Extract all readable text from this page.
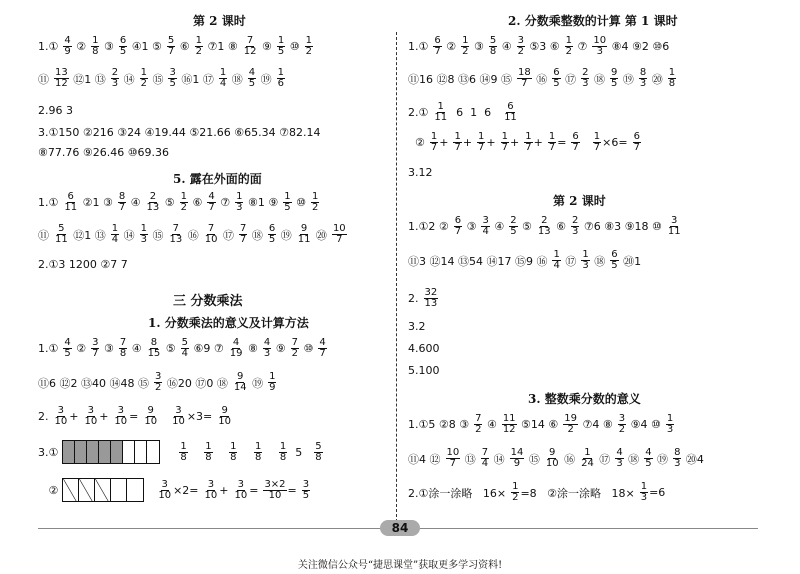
第 2 课时
1.① $\frac{4}{9}$ ② $\frac{1}{8}$ ③ $\frac{6}{5}$ ④1 ⑤ $\frac{5}{7}$ ⑥ $\frac{1}{2}$ ⑦1 ⑧ $\frac{7}{12}$ ⑨ $\frac{1}{5}$ ⑩ $\frac{1}{2}$
⑪ $\frac{13}{12}$ ⑫1 ⑬ $\frac{2}{3}$ ⑭ $\frac{1}{2}$ ⑮ $\frac{3}{5}$ ⑯1 ⑰ $\frac{1}{4}$ ⑱ $\frac{4}{5}$ ⑲ $\frac{1}{6}$
2.96 3
3.①150 ②216 ③24 ④19.44 ⑤21.66 ⑥65.34 ⑦82.14
⑧77.76 ⑨26.46 ⑩69.36
5. 露在外面的面
1.① $\frac{6}{11}$ ②1 ③ $\frac{8}{7}$ ④ $\frac{2}{13}$ ⑤ $\frac{1}{2}$ ⑥ $\frac{4}{7}$ ⑦ $\frac{1}{3}$ ⑧1 ⑨ $\frac{1}{5}$ ⑩ $\frac{1}{2}$
⑪ $\frac{5}{11}$ ⑫1 ⑬ $\frac{1}{4}$ ⑭ $\frac{1}{3}$ ⑮ $\frac{7}{13}$ ⑯ $\frac{7}{10}$ ⑰ $\frac{7}{7}$ ⑱ $\frac{6}{5}$ ⑲ $\frac{9}{11}$ ⑳ $\frac{10}{7}$
2.①3 1200 ②7 7
三 分数乘法
1. 分数乘法的意义及计算方法
1.① $\frac{4}{5}$ ② $\frac{3}{7}$ ③ $\frac{7}{8}$ ④ $\frac{8}{15}$ ⑤ $\frac{5}{4}$ ⑥9 ⑦ $\frac{4}{19}$ ⑧ $\frac{4}{3}$ ⑨ $\frac{7}{2}$ ⑩ $\frac{4}{7}$
⑪6 ⑫2 ⑬40 ⑭48 ⑮ $\frac{3}{2}$ ⑯20 ⑰0 ⑱ $\frac{9}{14}$ ⑲ $\frac{1}{9}$
2. $\frac{3}{10} + \frac{3}{10} + \frac{3}{10} = \frac{9}{10}$
$\frac{3}{10} \times 3= \frac{9}{10}$
3.①	$\frac{1}{8}$
$\frac{1}{8}$
$\frac{1}{8}$
$\frac{1}{8}$
$\frac{1}{8} 5 \frac{5}{8}$
②	$\frac{3}{10} \times 2= \frac{3}{10} + \frac{3}{10} = \frac{3\times 2}{10} = \frac{3}{5}$
2. 分数乘整数的计算 第 1 课时
1.① $\frac{6}{7}$ ② $\frac{1}{2}$ ③ $\frac{5}{8}$ ④ $\frac{3}{2}$ ⑤3 ⑥ $\frac{1}{2}$ ⑦ $\frac{10}{3}$ ⑧4 ⑨2 ⑩6
⑪16 ⑫8 ⑬6 ⑭9 ⑮ $\frac{18}{7}$ ⑯ $\frac{6}{5}$ ⑰ $\frac{2}{3}$ ⑱ $\frac{9}{5}$ ⑲ $\frac{8}{3}$ ⑳ $\frac{1}{8}$
2.① $\frac{1}{11} 6$  1  $6 \frac{6}{11}$
② $\frac{1}{7} + \frac{1}{7} + \frac{1}{7} + \frac{1}{7} + \frac{1}{7} + \frac{1}{7} = \frac{6}{7}$
$\frac{1}{7} \times 6= \frac{6}{7}$
3.12
第 2 课时
1.①2 ② $\frac{6}{7}$ ③ $\frac{3}{4}$ ④ $\frac{2}{5}$ ⑤ $\frac{2}{13}$ ⑥ $\frac{2}{3}$ ⑦6 ⑧3 ⑨18 ⑩ $\frac{3}{11}$
⑪3 ⑫14 ⑬54 ⑭17 ⑮9 ⑯ $\frac{1}{4}$ ⑰ $\frac{1}{3}$ ⑱ $\frac{6}{5}$ ⑳1
2. $\frac{32}{13}$
3.2
4.600
5.100
3. 整数乘分数的意义
1.①5 ②8 ③ $\frac{7}{2}$ ④ $\frac{11}{12}$ ⑤14 ⑥ $\frac{19}{2}$ ⑦4 ⑧ $\frac{3}{2}$ ⑨4 ⑩ $\frac{1}{3}$
⑪4 ⑫ $\frac{10}{7}$ ⑬ $\frac{7}{4}$ ⑭ $\frac{14}{9}$ ⑮ $\frac{9}{10}$ ⑯ $\frac{1}{24}$ ⑰ $\frac{4}{3}$ ⑱ $\frac{4}{5}$ ⑲ $\frac{8}{3}$ ⑳4
2.①涂一涂略   $16\times \frac{1}{2} =8$   ②涂一涂略   $18\times \frac{1}{3} =6$
84
关注微信公众号“捷思课堂”获取更多学习资料!
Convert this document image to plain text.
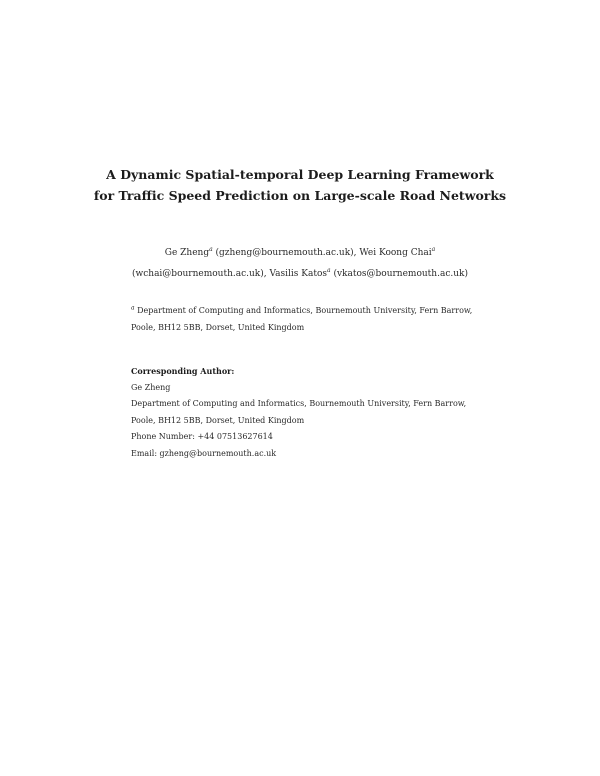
A Dynamic Spatial-temporal Deep Learning Framework
for Traffic Speed Prediction on Large-scale Road Networks
Ge Zheng$^a$ (gzheng@bournemouth.ac.uk), Wei Koong Chai$^a$
(wchai@bournemouth.ac.uk), Vasilis Katos$^a$ (vkatos@bournemouth.ac.uk)
$^a$ Department of Computing and Informatics, Bournemouth University, Fern Barrow,
Poole, BH12 5BB, Dorset, United Kingdom
Corresponding Author:
Ge Zheng
Department of Computing and Informatics, Bournemouth University, Fern Barrow,
Poole, BH12 5BB, Dorset, United Kingdom
Phone Number: +44 07513627614
Email: gzheng@bournemouth.ac.uk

..........

Aim:
Copy out all the data without changing anything, and drop the pictures.

Completed task:
Extract all readable text from this page.
第 2 课时
1.① $\frac{4}{9}$ ② $\frac{1}{8}$ ③ $\frac{6}{5}$ ④1 ⑤ $\frac{5}{7}$ ⑥ $\frac{1}{2}$ ⑦1 ⑧ $\frac{7}{12}$ ⑨ $\frac{1}{5}$ ⑩ $\frac{1}{2}$
⑪ $\frac{13}{12}$ ⑫1 ⑬ $\frac{2}{3}$ ⑭ $\frac{1}{2}$ ⑮ $\frac{3}{5}$ ⑯1 ⑰ $\frac{1}{4}$ ⑱ $\frac{4}{5}$ ⑲ $\frac{1}{6}$
2.96 3
3.①150 ②216 ③24 ④19.44 ⑤21.66 ⑥65.34 ⑦82.14
⑧77.76 ⑨26.46 ⑩69.36
5. 露在外面的面
1.① $\frac{6}{11}$ ②1 ③ $\frac{8}{7}$ ④ $\frac{2}{13}$ ⑤ $\frac{1}{2}$ ⑥ $\frac{4}{7}$ ⑦ $\frac{1}{3}$ ⑧1 ⑨ $\frac{1}{5}$ ⑩ $\frac{1}{2}$
⑪ $\frac{5}{11}$ ⑫1 ⑬ $\frac{1}{4}$ ⑭ $\frac{1}{3}$ ⑮ $\frac{7}{13}$ ⑯ $\frac{7}{10}$ ⑰ $\frac{7}{7}$ ⑱ $\frac{6}{5}$ ⑲ $\frac{9}{11}$ ⑳ $\frac{10}{7}$
2.①3 1200 ②7 7
三 分数乘法
1. 分数乘法的意义及计算方法
1.① $\frac{4}{5}$ ② $\frac{3}{7}$ ③ $\frac{7}{8}$ ④ $\frac{8}{15}$ ⑤ $\frac{5}{4}$ ⑥9 ⑦ $\frac{4}{19}$ ⑧ $\frac{4}{3}$ ⑨ $\frac{7}{2}$ ⑩ $\frac{4}{7}$
⑪6 ⑫2 ⑬40 ⑭48 ⑮ $\frac{3}{2}$ ⑯20 ⑰0 ⑱ $\frac{9}{14}$ ⑲ $\frac{1}{9}$
2. $\frac{3}{10} + \frac{3}{10} + \frac{3}{10} = \frac{9}{10}$
$\frac{3}{10} \times 3= \frac{9}{10}$
3.①	$\frac{1}{8}$
$\frac{1}{8}$
$\frac{1}{8}$
$\frac{1}{8}$
$\frac{1}{8} 5 \frac{5}{8}$
②	$\frac{3}{10} \times 2= \frac{3}{10} + \frac{3}{10} = \frac{3\times 2}{10} = \frac{3}{5}$
2. 分数乘整数的计算 第 1 课时
1.① $\frac{6}{7}$ ② $\frac{1}{2}$ ③ $\frac{5}{8}$ ④ $\frac{3}{2}$ ⑤3 ⑥ $\frac{1}{2}$ ⑦ $\frac{10}{3}$ ⑧4 ⑨2 ⑩6
⑪16 ⑫8 ⑬6 ⑭9 ⑮ $\frac{18}{7}$ ⑯ $\frac{6}{5}$ ⑰ $\frac{2}{3}$ ⑱ $\frac{9}{5}$ ⑲ $\frac{8}{3}$ ⑳ $\frac{1}{8}$
2.① $\frac{1}{11} 6$  1  $6 \frac{6}{11}$
② $\frac{1}{7} + \frac{1}{7} + \frac{1}{7} + \frac{1}{7} + \frac{1}{7} + \frac{1}{7} = \frac{6}{7}$
$\frac{1}{7} \times 6= \frac{6}{7}$
3.12
第 2 课时
1.①2 ② $\frac{6}{7}$ ③ $\frac{3}{4}$ ④ $\frac{2}{5}$ ⑤ $\frac{2}{13}$ ⑥ $\frac{2}{3}$ ⑦6 ⑧3 ⑨18 ⑩ $\frac{3}{11}$
⑪3 ⑫14 ⑬54 ⑭17 ⑮9 ⑯ $\frac{1}{4}$ ⑰ $\frac{1}{3}$ ⑱ $\frac{6}{5}$ ⑳1
2. $\frac{32}{13}$
3.2
4.600
5.100
3. 整数乘分数的意义
1.①5 ②8 ③ $\frac{7}{2}$ ④ $\frac{11}{12}$ ⑤14 ⑥ $\frac{19}{2}$ ⑦4 ⑧ $\frac{3}{2}$ ⑨4 ⑩ $\frac{1}{3}$
⑪4 ⑫ $\frac{10}{7}$ ⑬ $\frac{7}{4}$ ⑭ $\frac{14}{9}$ ⑮ $\frac{9}{10}$ ⑯ $\frac{1}{24}$ ⑰ $\frac{4}{3}$ ⑱ $\frac{4}{5}$ ⑲ $\frac{8}{3}$ ⑳4
2.①涂一涂略   $16\times \frac{1}{2} =8$   ②涂一涂略   $18\times \frac{1}{3} =6$
84
关注微信公众号“捷思课堂”获取更多学习资料!
Convert this document image to plain text.
A Dynamic Spatial-temporal Deep Learning Framework
for Traffic Speed Prediction on Large-scale Road Networks
Ge Zheng$^a$ (gzheng@bournemouth.ac.uk), Wei Koong Chai$^a$
(wchai@bournemouth.ac.uk), Vasilis Katos$^a$ (vkatos@bournemouth.ac.uk)
$^a$ Department of Computing and Informatics, Bournemouth University, Fern Barrow,
Poole, BH12 5BB, Dorset, United Kingdom
Corresponding Author:
Ge Zheng
Department of Computing and Informatics, Bournemouth University, Fern Barrow,
Poole, BH12 5BB, Dorset, United Kingdom
Phone Number: +44 07513627614
Email: gzheng@bournemouth.ac.uk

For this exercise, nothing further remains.